*Task description*
Reproduce the material below in full, swapping each occurrence of "folder-icon" for "directory-icon" and leaving every other character as it is.

[Layout coordinate data]

━━━

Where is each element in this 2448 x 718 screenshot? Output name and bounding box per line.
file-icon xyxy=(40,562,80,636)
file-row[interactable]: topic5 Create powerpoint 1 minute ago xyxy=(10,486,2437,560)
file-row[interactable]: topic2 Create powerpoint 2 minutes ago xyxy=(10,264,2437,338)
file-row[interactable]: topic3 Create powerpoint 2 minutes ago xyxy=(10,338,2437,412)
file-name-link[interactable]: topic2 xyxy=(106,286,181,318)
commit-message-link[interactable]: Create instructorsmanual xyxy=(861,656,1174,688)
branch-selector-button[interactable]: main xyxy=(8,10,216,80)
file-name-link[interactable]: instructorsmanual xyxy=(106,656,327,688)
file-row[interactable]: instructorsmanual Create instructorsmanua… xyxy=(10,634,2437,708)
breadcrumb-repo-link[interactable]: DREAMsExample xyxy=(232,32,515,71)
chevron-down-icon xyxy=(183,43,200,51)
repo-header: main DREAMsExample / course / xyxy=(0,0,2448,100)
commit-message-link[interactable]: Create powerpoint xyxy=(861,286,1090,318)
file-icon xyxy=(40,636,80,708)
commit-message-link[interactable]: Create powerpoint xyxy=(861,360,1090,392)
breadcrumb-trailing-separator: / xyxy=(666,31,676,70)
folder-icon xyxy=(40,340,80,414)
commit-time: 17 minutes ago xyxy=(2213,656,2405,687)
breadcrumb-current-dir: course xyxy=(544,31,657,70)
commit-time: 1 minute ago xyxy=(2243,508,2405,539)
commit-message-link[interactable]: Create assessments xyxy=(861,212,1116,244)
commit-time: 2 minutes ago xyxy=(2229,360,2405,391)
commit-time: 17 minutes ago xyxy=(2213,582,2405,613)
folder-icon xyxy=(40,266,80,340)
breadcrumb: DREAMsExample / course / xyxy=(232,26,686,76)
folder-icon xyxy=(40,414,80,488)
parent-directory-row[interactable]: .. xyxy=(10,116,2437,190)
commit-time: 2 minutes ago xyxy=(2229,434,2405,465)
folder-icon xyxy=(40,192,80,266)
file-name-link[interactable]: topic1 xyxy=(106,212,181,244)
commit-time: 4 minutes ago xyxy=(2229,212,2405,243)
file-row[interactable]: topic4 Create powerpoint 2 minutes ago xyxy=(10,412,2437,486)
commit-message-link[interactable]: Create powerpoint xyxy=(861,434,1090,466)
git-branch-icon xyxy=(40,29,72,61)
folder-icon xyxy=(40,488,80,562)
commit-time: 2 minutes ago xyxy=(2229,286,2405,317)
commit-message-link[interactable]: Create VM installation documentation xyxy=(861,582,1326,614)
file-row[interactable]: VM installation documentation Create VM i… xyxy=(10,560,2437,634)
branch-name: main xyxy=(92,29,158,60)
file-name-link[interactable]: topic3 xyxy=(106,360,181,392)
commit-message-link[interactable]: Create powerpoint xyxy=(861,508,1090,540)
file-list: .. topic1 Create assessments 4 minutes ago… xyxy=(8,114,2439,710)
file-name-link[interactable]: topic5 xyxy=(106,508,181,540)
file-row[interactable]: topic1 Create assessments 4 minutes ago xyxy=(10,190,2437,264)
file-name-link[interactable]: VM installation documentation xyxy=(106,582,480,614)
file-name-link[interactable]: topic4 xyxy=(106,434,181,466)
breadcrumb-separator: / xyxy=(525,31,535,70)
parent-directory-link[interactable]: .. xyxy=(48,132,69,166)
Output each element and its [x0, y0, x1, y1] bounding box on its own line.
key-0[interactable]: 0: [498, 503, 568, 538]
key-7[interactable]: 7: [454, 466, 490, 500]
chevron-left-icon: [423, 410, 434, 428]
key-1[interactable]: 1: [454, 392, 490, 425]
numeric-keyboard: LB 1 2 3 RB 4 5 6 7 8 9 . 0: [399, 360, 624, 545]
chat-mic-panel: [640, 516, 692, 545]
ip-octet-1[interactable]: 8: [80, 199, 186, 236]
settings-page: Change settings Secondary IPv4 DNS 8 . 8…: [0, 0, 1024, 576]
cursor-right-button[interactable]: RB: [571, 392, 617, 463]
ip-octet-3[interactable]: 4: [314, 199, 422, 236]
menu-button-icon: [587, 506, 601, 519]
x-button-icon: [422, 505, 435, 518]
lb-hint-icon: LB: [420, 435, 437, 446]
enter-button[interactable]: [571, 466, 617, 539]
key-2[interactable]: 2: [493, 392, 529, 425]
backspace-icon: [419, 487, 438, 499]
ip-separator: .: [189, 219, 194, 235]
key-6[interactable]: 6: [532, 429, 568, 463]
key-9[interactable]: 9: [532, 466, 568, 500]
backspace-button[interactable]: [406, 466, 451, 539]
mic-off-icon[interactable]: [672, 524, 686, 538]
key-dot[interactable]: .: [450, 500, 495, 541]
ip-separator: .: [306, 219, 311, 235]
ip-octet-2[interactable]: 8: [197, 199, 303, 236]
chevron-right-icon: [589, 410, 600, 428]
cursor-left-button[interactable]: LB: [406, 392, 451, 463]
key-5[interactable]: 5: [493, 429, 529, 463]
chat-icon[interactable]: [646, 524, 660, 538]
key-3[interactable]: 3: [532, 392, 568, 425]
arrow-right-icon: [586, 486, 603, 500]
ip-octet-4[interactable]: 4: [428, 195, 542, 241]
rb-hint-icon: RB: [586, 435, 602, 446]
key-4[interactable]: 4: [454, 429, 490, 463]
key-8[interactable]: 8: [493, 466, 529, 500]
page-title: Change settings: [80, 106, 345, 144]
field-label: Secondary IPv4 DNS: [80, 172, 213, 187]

━━━

*Worked solution*
Where is each element in this 2448 x 718 screenshot? Output name and bounding box per line.
file-icon xyxy=(40,562,80,636)
file-row[interactable]: topic5 Create powerpoint 1 minute ago xyxy=(10,486,2437,560)
file-row[interactable]: topic2 Create powerpoint 2 minutes ago xyxy=(10,264,2437,338)
file-row[interactable]: topic3 Create powerpoint 2 minutes ago xyxy=(10,338,2437,412)
file-name-link[interactable]: topic2 xyxy=(106,286,181,318)
commit-message-link[interactable]: Create instructorsmanual xyxy=(861,656,1174,688)
branch-selector-button[interactable]: main xyxy=(8,10,216,80)
file-name-link[interactable]: instructorsmanual xyxy=(106,656,327,688)
file-row[interactable]: instructorsmanual Create instructorsmanua… xyxy=(10,634,2437,708)
breadcrumb-repo-link[interactable]: DREAMsExample xyxy=(232,32,515,71)
chevron-down-icon xyxy=(183,43,200,51)
repo-header: main DREAMsExample / course / xyxy=(0,0,2448,100)
commit-message-link[interactable]: Create powerpoint xyxy=(861,286,1090,318)
file-icon xyxy=(40,636,80,708)
commit-message-link[interactable]: Create powerpoint xyxy=(861,360,1090,392)
breadcrumb-trailing-separator: / xyxy=(666,31,676,70)
directory-icon xyxy=(40,340,80,414)
commit-time: 17 minutes ago xyxy=(2213,656,2405,687)
breadcrumb-current-dir: course xyxy=(544,31,657,70)
commit-time: 1 minute ago xyxy=(2243,508,2405,539)
commit-message-link[interactable]: Create assessments xyxy=(861,212,1116,244)
commit-time: 2 minutes ago xyxy=(2229,360,2405,391)
commit-time: 17 minutes ago xyxy=(2213,582,2405,613)
directory-icon xyxy=(40,266,80,340)
breadcrumb: DREAMsExample / course / xyxy=(232,26,686,76)
directory-icon xyxy=(40,414,80,488)
parent-directory-row[interactable]: .. xyxy=(10,116,2437,190)
commit-time: 2 minutes ago xyxy=(2229,434,2405,465)
directory-icon xyxy=(40,192,80,266)
file-name-link[interactable]: topic1 xyxy=(106,212,181,244)
commit-time: 4 minutes ago xyxy=(2229,212,2405,243)
file-row[interactable]: topic4 Create powerpoint 2 minutes ago xyxy=(10,412,2437,486)
commit-message-link[interactable]: Create powerpoint xyxy=(861,434,1090,466)
git-branch-icon xyxy=(40,29,72,61)
directory-icon xyxy=(40,488,80,562)
commit-time: 2 minutes ago xyxy=(2229,286,2405,317)
commit-message-link[interactable]: Create VM installation documentation xyxy=(861,582,1326,614)
file-row[interactable]: VM installation documentation Create VM i… xyxy=(10,560,2437,634)
branch-name: main xyxy=(92,29,158,60)
file-name-link[interactable]: topic3 xyxy=(106,360,181,392)
commit-message-link[interactable]: Create powerpoint xyxy=(861,508,1090,540)
file-list: .. topic1 Create assessments 4 minutes ago… xyxy=(8,114,2439,710)
file-name-link[interactable]: topic5 xyxy=(106,508,181,540)
file-row[interactable]: topic1 Create assessments 4 minutes ago xyxy=(10,190,2437,264)
file-name-link[interactable]: VM installation documentation xyxy=(106,582,480,614)
file-name-link[interactable]: topic4 xyxy=(106,434,181,466)
breadcrumb-separator: / xyxy=(525,31,535,70)
parent-directory-link[interactable]: .. xyxy=(48,132,69,166)
Output each element and its [x0, y0, x1, y1] bounding box on its own line.
key-0[interactable]: 0: [498, 503, 568, 538]
key-7[interactable]: 7: [454, 466, 490, 500]
chevron-left-icon: [423, 410, 434, 428]
key-1[interactable]: 1: [454, 392, 490, 425]
numeric-keyboard: LB 1 2 3 RB 4 5 6 7 8 9 . 0: [399, 360, 624, 545]
chat-mic-panel: [640, 516, 692, 545]
ip-octet-1[interactable]: 8: [80, 199, 186, 236]
settings-page: Change settings Secondary IPv4 DNS 8 . 8…: [0, 0, 1024, 576]
cursor-right-button[interactable]: RB: [571, 392, 617, 463]
ip-octet-3[interactable]: 4: [314, 199, 422, 236]
menu-button-icon: [587, 506, 601, 519]
x-button-icon: [422, 505, 435, 518]
lb-hint-icon: LB: [420, 435, 437, 446]
enter-button[interactable]: [571, 466, 617, 539]
key-2[interactable]: 2: [493, 392, 529, 425]
backspace-icon: [419, 487, 438, 499]
ip-separator: .: [189, 219, 194, 235]
key-6[interactable]: 6: [532, 429, 568, 463]
key-9[interactable]: 9: [532, 466, 568, 500]
backspace-button[interactable]: [406, 466, 451, 539]
mic-off-icon[interactable]: [672, 524, 686, 538]
key-dot[interactable]: .: [450, 500, 495, 541]
ip-separator: .: [306, 219, 311, 235]
ip-octet-2[interactable]: 8: [197, 199, 303, 236]
chevron-right-icon: [589, 410, 600, 428]
cursor-left-button[interactable]: LB: [406, 392, 451, 463]
key-5[interactable]: 5: [493, 429, 529, 463]
chat-icon[interactable]: [646, 524, 660, 538]
key-3[interactable]: 3: [532, 392, 568, 425]
arrow-right-icon: [586, 486, 603, 500]
ip-octet-4[interactable]: 4: [428, 195, 542, 241]
rb-hint-icon: RB: [586, 435, 602, 446]
key-4[interactable]: 4: [454, 429, 490, 463]
key-8[interactable]: 8: [493, 466, 529, 500]
page-title: Change settings: [80, 106, 345, 144]
field-label: Secondary IPv4 DNS: [80, 172, 213, 187]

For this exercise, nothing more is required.